[Dataset records]
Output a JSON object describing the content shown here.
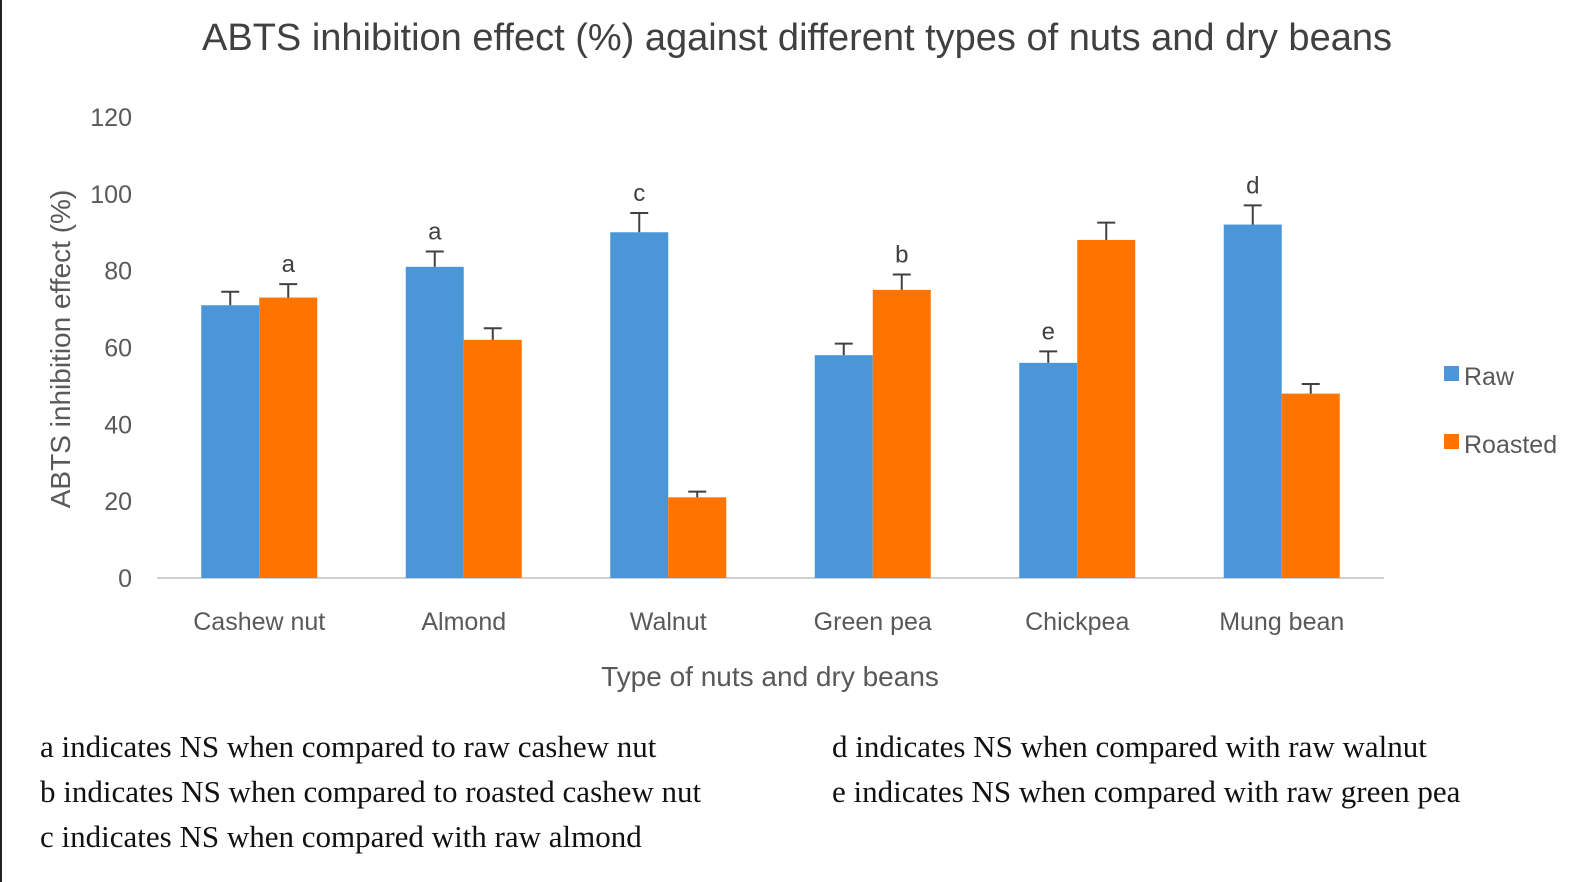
{
  "chart_data": {
    "type": "bar",
    "title": "ABTS inhibition effect (%) against different types of nuts and dry beans",
    "xlabel": "Type of nuts and dry beans",
    "ylabel": "ABTS inhibition effect (%)",
    "ylim": [
      0,
      120
    ],
    "yticks": [
      "0",
      "20",
      "40",
      "60",
      "80",
      "100",
      "120"
    ],
    "grid": false,
    "legend_position": "right",
    "categories": [
      "Cashew nut",
      "Almond",
      "Walnut",
      "Green pea",
      "Chickpea",
      "Mung bean"
    ],
    "series": [
      {
        "name": "Raw",
        "color": "#4a96d9",
        "values": [
          71,
          81,
          90,
          58,
          56,
          92
        ],
        "error": [
          3.5,
          4,
          5,
          3,
          3,
          5
        ],
        "significance_labels": [
          "",
          "a",
          "c",
          "",
          "e",
          "d"
        ]
      },
      {
        "name": "Roasted",
        "color": "#ff7300",
        "values": [
          73,
          62,
          21,
          75,
          88,
          48
        ],
        "error": [
          3.5,
          3,
          1.5,
          4,
          4.5,
          2.5
        ],
        "significance_labels": [
          "a",
          "",
          "",
          "b",
          "",
          ""
        ]
      }
    ]
  },
  "footnotes": {
    "left": [
      "a indicates NS when compared to raw cashew nut",
      "b indicates NS when compared to roasted cashew nut",
      "c indicates NS when compared with raw almond"
    ],
    "right": [
      "d indicates NS when compared with raw walnut",
      "e indicates NS when compared with raw green pea"
    ]
  }
}
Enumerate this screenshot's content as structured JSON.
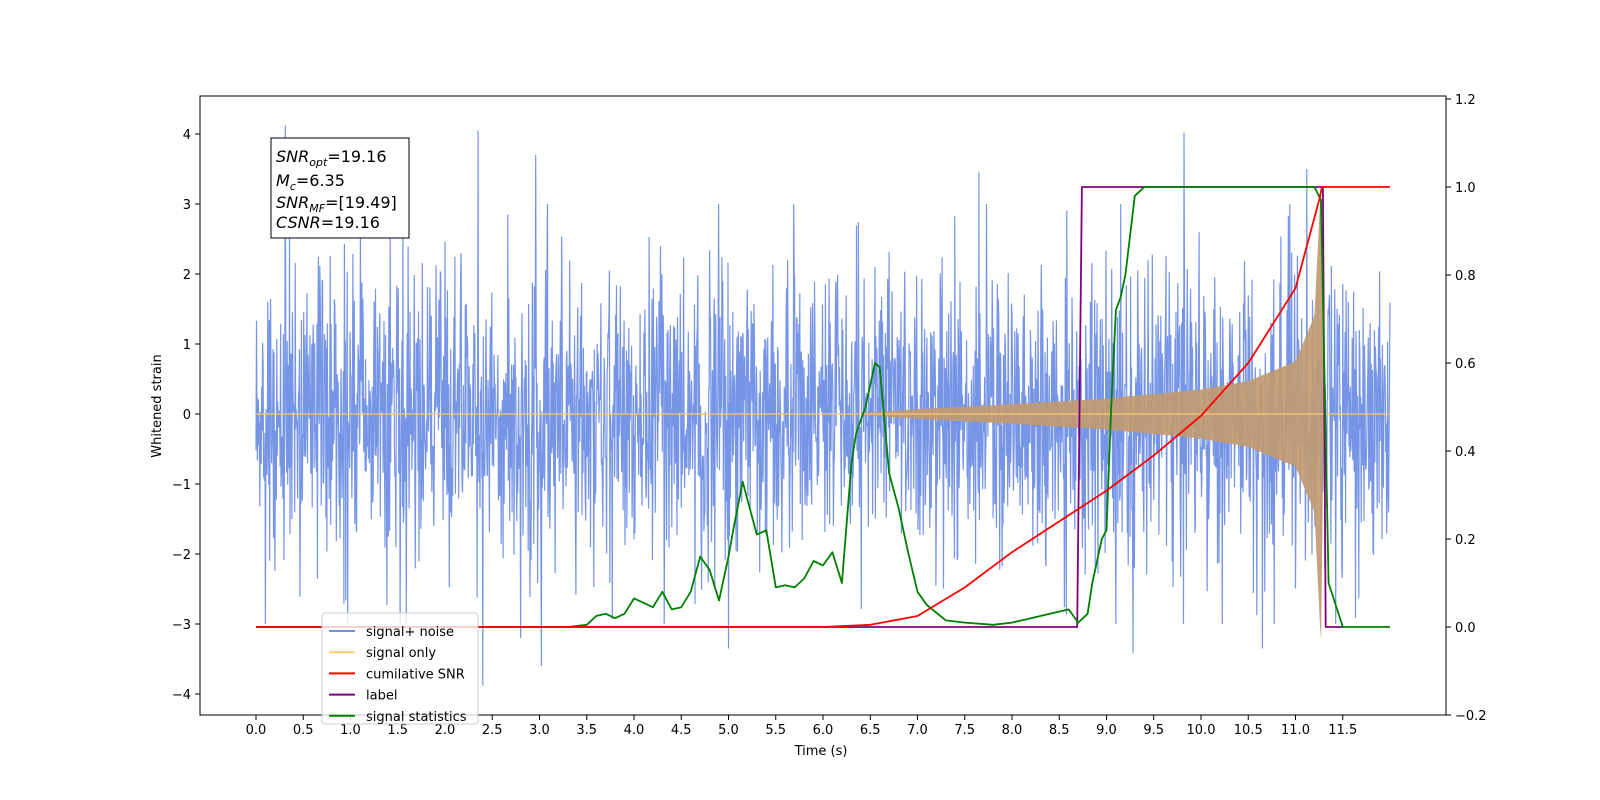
{
  "chart_data": {
    "type": "line",
    "xlabel": "Time (s)",
    "ylabel": "Whitened strain",
    "xlim": [
      -0.5,
      12.5
    ],
    "ylim": [
      -4.4,
      4.5
    ],
    "y2lim": [
      -0.2,
      1.2
    ],
    "x_ticks": [
      "0.0",
      "0.5",
      "1.0",
      "1.5",
      "2.0",
      "2.5",
      "3.0",
      "3.5",
      "4.0",
      "4.5",
      "5.0",
      "5.5",
      "6.0",
      "6.5",
      "7.0",
      "7.5",
      "8.0",
      "8.5",
      "9.0",
      "9.5",
      "10.0",
      "10.5",
      "11.0",
      "11.5"
    ],
    "y_ticks": [
      "4",
      "3",
      "2",
      "1",
      "0",
      "−1",
      "−2",
      "−3",
      "−4"
    ],
    "y2_ticks": [
      "1.2",
      "1.0",
      "0.8",
      "0.6",
      "0.4",
      "0.2",
      "0.0",
      "−0.2"
    ],
    "annotation": [
      {
        "base": "SNR",
        "sub": "opt",
        "value": "=19.16"
      },
      {
        "base": "M",
        "sub": "c",
        "value": "=6.35"
      },
      {
        "base": "SNR",
        "sub": "MF",
        "value": "=[19.49]"
      },
      {
        "base": "CSNR",
        "sub": "",
        "value": "=19.16"
      }
    ],
    "legend": [
      {
        "label": "signal+ noise",
        "color": "#6f8fe6"
      },
      {
        "label": "signal only",
        "color": "#ffc870"
      },
      {
        "label": "cumilative SNR",
        "color": "#ff0000"
      },
      {
        "label": "label",
        "color": "#800080"
      },
      {
        "label": "signal statistics",
        "color": "#008000"
      }
    ],
    "legend_position": "lower-left",
    "series": [
      {
        "name": "signal+ noise",
        "axis": "left",
        "color": "#6f8fe6",
        "description_of_shape": "dense gaussian noise around 0 with amplitude about ±2.5, spikes up to about 4.1 and down to about -3.9",
        "x_range": [
          0.0,
          12.0
        ],
        "spikes": [
          [
            0.31,
            4.12
          ],
          [
            2.35,
            4.05
          ],
          [
            2.96,
            3.7
          ],
          [
            9.82,
            4.02
          ],
          [
            7.65,
            3.45
          ],
          [
            11.12,
            3.5
          ],
          [
            2.4,
            -3.88
          ],
          [
            3.02,
            -3.6
          ],
          [
            9.28,
            -3.42
          ],
          [
            5.0,
            -3.35
          ],
          [
            10.65,
            -3.35
          ],
          [
            0.1,
            -3.0
          ],
          [
            2.8,
            -3.2
          ]
        ]
      },
      {
        "name": "signal only",
        "axis": "left",
        "color": "#ffc870",
        "envelope_x": [
          0.0,
          6.5,
          7.0,
          8.0,
          9.0,
          10.0,
          10.5,
          11.0,
          11.2,
          11.27,
          11.3,
          12.0
        ],
        "envelope_amp": [
          0.0,
          0.02,
          0.07,
          0.14,
          0.22,
          0.35,
          0.47,
          0.75,
          1.4,
          3.3,
          0.0,
          0.0
        ]
      },
      {
        "name": "cumilative SNR",
        "axis": "right",
        "color": "#ff0000",
        "x": [
          0.0,
          6.0,
          6.5,
          7.0,
          7.5,
          8.0,
          8.5,
          9.0,
          9.5,
          10.0,
          10.5,
          11.0,
          11.25,
          11.28,
          12.0
        ],
        "y": [
          0.0,
          0.0,
          0.005,
          0.025,
          0.09,
          0.17,
          0.24,
          0.31,
          0.39,
          0.48,
          0.6,
          0.77,
          0.97,
          1.0,
          1.0
        ]
      },
      {
        "name": "label",
        "axis": "right",
        "color": "#800080",
        "x": [
          0.0,
          8.69,
          8.74,
          11.29,
          11.32,
          11.5
        ],
        "y": [
          0.0,
          0.0,
          1.0,
          1.0,
          0.0,
          0.0
        ]
      },
      {
        "name": "signal statistics",
        "axis": "right",
        "color": "#008000",
        "x": [
          0.0,
          3.3,
          3.5,
          3.6,
          3.7,
          3.8,
          3.9,
          4.0,
          4.05,
          4.2,
          4.3,
          4.4,
          4.5,
          4.6,
          4.7,
          4.8,
          4.9,
          5.0,
          5.05,
          5.15,
          5.3,
          5.4,
          5.5,
          5.6,
          5.7,
          5.8,
          5.9,
          6.0,
          6.1,
          6.2,
          6.3,
          6.35,
          6.45,
          6.55,
          6.6,
          6.7,
          6.8,
          6.9,
          7.0,
          7.1,
          7.3,
          7.5,
          7.8,
          8.0,
          8.2,
          8.4,
          8.6,
          8.7,
          8.8,
          8.85,
          8.95,
          9.0,
          9.05,
          9.1,
          9.15,
          9.2,
          9.3,
          9.4,
          9.5,
          11.2,
          11.27,
          11.35,
          11.5,
          12.0
        ],
        "y": [
          0.0,
          0.0,
          0.005,
          0.025,
          0.03,
          0.02,
          0.03,
          0.065,
          0.06,
          0.045,
          0.08,
          0.04,
          0.045,
          0.08,
          0.16,
          0.13,
          0.06,
          0.16,
          0.22,
          0.33,
          0.21,
          0.22,
          0.09,
          0.095,
          0.09,
          0.11,
          0.15,
          0.14,
          0.17,
          0.1,
          0.37,
          0.44,
          0.5,
          0.6,
          0.59,
          0.35,
          0.27,
          0.17,
          0.08,
          0.05,
          0.015,
          0.01,
          0.005,
          0.01,
          0.02,
          0.03,
          0.04,
          0.01,
          0.03,
          0.1,
          0.2,
          0.22,
          0.5,
          0.72,
          0.75,
          0.8,
          0.98,
          1.0,
          1.0,
          1.0,
          0.97,
          0.1,
          0.0,
          0.0
        ]
      }
    ]
  }
}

__Requirements__: All of the data needs repeating exactly, but the pictures do not.

__Written answer__:
Output a JSON object describing the content shown here.
{
  "chart_data": {
    "type": "bar",
    "title": "ABTS inhibition effect (%) against different types of nuts and dry beans",
    "xlabel": "Type of nuts and dry beans",
    "ylabel": "ABTS inhibition effect (%)",
    "ylim": [
      0,
      120
    ],
    "yticks": [
      "0",
      "20",
      "40",
      "60",
      "80",
      "100",
      "120"
    ],
    "grid": false,
    "legend_position": "right",
    "categories": [
      "Cashew nut",
      "Almond",
      "Walnut",
      "Green pea",
      "Chickpea",
      "Mung bean"
    ],
    "series": [
      {
        "name": "Raw",
        "color": "#4a96d9",
        "values": [
          71,
          81,
          90,
          58,
          56,
          92
        ],
        "error": [
          3.5,
          4,
          5,
          3,
          3,
          5
        ],
        "significance_labels": [
          "",
          "a",
          "c",
          "",
          "e",
          "d"
        ]
      },
      {
        "name": "Roasted",
        "color": "#ff7300",
        "values": [
          73,
          62,
          21,
          75,
          88,
          48
        ],
        "error": [
          3.5,
          3,
          1.5,
          4,
          4.5,
          2.5
        ],
        "significance_labels": [
          "a",
          "",
          "",
          "b",
          "",
          ""
        ]
      }
    ]
  },
  "footnotes": {
    "left": [
      "a indicates NS when compared to raw cashew nut",
      "b indicates NS when compared to roasted cashew nut",
      "c indicates NS when compared with raw almond"
    ],
    "right": [
      "d indicates NS when compared with raw walnut",
      "e indicates NS when compared with raw green pea"
    ]
  }
}
Enumerate this screenshot's content as structured JSON.
{
  "chart_data": {
    "type": "line",
    "xlabel": "Time (s)",
    "ylabel": "Whitened strain",
    "xlim": [
      -0.5,
      12.5
    ],
    "ylim": [
      -4.4,
      4.5
    ],
    "y2lim": [
      -0.2,
      1.2
    ],
    "x_ticks": [
      "0.0",
      "0.5",
      "1.0",
      "1.5",
      "2.0",
      "2.5",
      "3.0",
      "3.5",
      "4.0",
      "4.5",
      "5.0",
      "5.5",
      "6.0",
      "6.5",
      "7.0",
      "7.5",
      "8.0",
      "8.5",
      "9.0",
      "9.5",
      "10.0",
      "10.5",
      "11.0",
      "11.5"
    ],
    "y_ticks": [
      "4",
      "3",
      "2",
      "1",
      "0",
      "−1",
      "−2",
      "−3",
      "−4"
    ],
    "y2_ticks": [
      "1.2",
      "1.0",
      "0.8",
      "0.6",
      "0.4",
      "0.2",
      "0.0",
      "−0.2"
    ],
    "annotation": [
      {
        "base": "SNR",
        "sub": "opt",
        "value": "=19.16"
      },
      {
        "base": "M",
        "sub": "c",
        "value": "=6.35"
      },
      {
        "base": "SNR",
        "sub": "MF",
        "value": "=[19.49]"
      },
      {
        "base": "CSNR",
        "sub": "",
        "value": "=19.16"
      }
    ],
    "legend": [
      {
        "label": "signal+ noise",
        "color": "#6f8fe6"
      },
      {
        "label": "signal only",
        "color": "#ffc870"
      },
      {
        "label": "cumilative SNR",
        "color": "#ff0000"
      },
      {
        "label": "label",
        "color": "#800080"
      },
      {
        "label": "signal statistics",
        "color": "#008000"
      }
    ],
    "legend_position": "lower-left",
    "series": [
      {
        "name": "signal+ noise",
        "axis": "left",
        "color": "#6f8fe6",
        "description_of_shape": "dense gaussian noise around 0 with amplitude about ±2.5, spikes up to about 4.1 and down to about -3.9",
        "x_range": [
          0.0,
          12.0
        ],
        "spikes": [
          [
            0.31,
            4.12
          ],
          [
            2.35,
            4.05
          ],
          [
            2.96,
            3.7
          ],
          [
            9.82,
            4.02
          ],
          [
            7.65,
            3.45
          ],
          [
            11.12,
            3.5
          ],
          [
            2.4,
            -3.88
          ],
          [
            3.02,
            -3.6
          ],
          [
            9.28,
            -3.42
          ],
          [
            5.0,
            -3.35
          ],
          [
            10.65,
            -3.35
          ],
          [
            0.1,
            -3.0
          ],
          [
            2.8,
            -3.2
          ]
        ]
      },
      {
        "name": "signal only",
        "axis": "left",
        "color": "#ffc870",
        "envelope_x": [
          0.0,
          6.5,
          7.0,
          8.0,
          9.0,
          10.0,
          10.5,
          11.0,
          11.2,
          11.27,
          11.3,
          12.0
        ],
        "envelope_amp": [
          0.0,
          0.02,
          0.07,
          0.14,
          0.22,
          0.35,
          0.47,
          0.75,
          1.4,
          3.3,
          0.0,
          0.0
        ]
      },
      {
        "name": "cumilative SNR",
        "axis": "right",
        "color": "#ff0000",
        "x": [
          0.0,
          6.0,
          6.5,
          7.0,
          7.5,
          8.0,
          8.5,
          9.0,
          9.5,
          10.0,
          10.5,
          11.0,
          11.25,
          11.28,
          12.0
        ],
        "y": [
          0.0,
          0.0,
          0.005,
          0.025,
          0.09,
          0.17,
          0.24,
          0.31,
          0.39,
          0.48,
          0.6,
          0.77,
          0.97,
          1.0,
          1.0
        ]
      },
      {
        "name": "label",
        "axis": "right",
        "color": "#800080",
        "x": [
          0.0,
          8.69,
          8.74,
          11.29,
          11.32,
          11.5
        ],
        "y": [
          0.0,
          0.0,
          1.0,
          1.0,
          0.0,
          0.0
        ]
      },
      {
        "name": "signal statistics",
        "axis": "right",
        "color": "#008000",
        "x": [
          0.0,
          3.3,
          3.5,
          3.6,
          3.7,
          3.8,
          3.9,
          4.0,
          4.05,
          4.2,
          4.3,
          4.4,
          4.5,
          4.6,
          4.7,
          4.8,
          4.9,
          5.0,
          5.05,
          5.15,
          5.3,
          5.4,
          5.5,
          5.6,
          5.7,
          5.8,
          5.9,
          6.0,
          6.1,
          6.2,
          6.3,
          6.35,
          6.45,
          6.55,
          6.6,
          6.7,
          6.8,
          6.9,
          7.0,
          7.1,
          7.3,
          7.5,
          7.8,
          8.0,
          8.2,
          8.4,
          8.6,
          8.7,
          8.8,
          8.85,
          8.95,
          9.0,
          9.05,
          9.1,
          9.15,
          9.2,
          9.3,
          9.4,
          9.5,
          11.2,
          11.27,
          11.35,
          11.5,
          12.0
        ],
        "y": [
          0.0,
          0.0,
          0.005,
          0.025,
          0.03,
          0.02,
          0.03,
          0.065,
          0.06,
          0.045,
          0.08,
          0.04,
          0.045,
          0.08,
          0.16,
          0.13,
          0.06,
          0.16,
          0.22,
          0.33,
          0.21,
          0.22,
          0.09,
          0.095,
          0.09,
          0.11,
          0.15,
          0.14,
          0.17,
          0.1,
          0.37,
          0.44,
          0.5,
          0.6,
          0.59,
          0.35,
          0.27,
          0.17,
          0.08,
          0.05,
          0.015,
          0.01,
          0.005,
          0.01,
          0.02,
          0.03,
          0.04,
          0.01,
          0.03,
          0.1,
          0.2,
          0.22,
          0.5,
          0.72,
          0.75,
          0.8,
          0.98,
          1.0,
          1.0,
          1.0,
          0.97,
          0.1,
          0.0,
          0.0
        ]
      }
    ]
  }
}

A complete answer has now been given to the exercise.